- Short task
Pictures aside, write out every record exactly as it appears.

↓

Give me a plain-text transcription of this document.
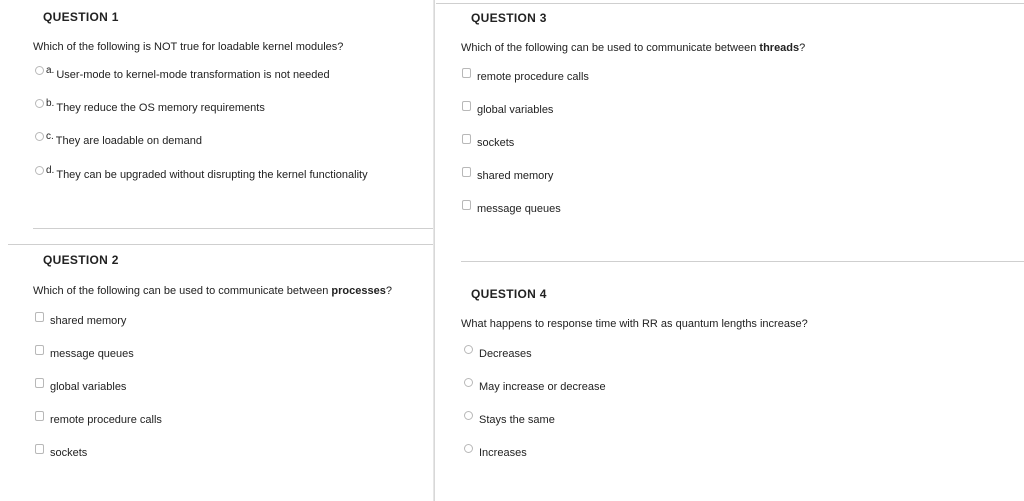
QUESTION 1
Which of the following is NOT true for loadable kernel modules?
a. User-mode to kernel-mode transformation is not needed
b. They reduce the OS memory requirements
c. They are loadable on demand
d. They can be upgraded without disrupting the kernel functionality
QUESTION 2
Which of the following can be used to communicate between processes?
shared memory
message queues
global variables
remote procedure calls
sockets
QUESTION 3
Which of the following can be used to communicate between threads?
remote procedure calls
global variables
sockets
shared memory
message queues
QUESTION 4
What happens to response time with RR as quantum lengths increase?
Decreases
May increase or decrease
Stays the same
Increases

↑

- Final answer
Give me a plain-text transcription of this document.
QUESTION 1
Which of the following is NOT true for loadable kernel modules?
a. User-mode to kernel-mode transformation is not needed
b. They reduce the OS memory requirements
c. They are loadable on demand
d. They can be upgraded without disrupting the kernel functionality
QUESTION 2
Which of the following can be used to communicate between processes?
shared memory
message queues
global variables
remote procedure calls
sockets
QUESTION 3
Which of the following can be used to communicate between threads?
remote procedure calls
global variables
sockets
shared memory
message queues
QUESTION 4
What happens to response time with RR as quantum lengths increase?
Decreases
May increase or decrease
Stays the same
Increases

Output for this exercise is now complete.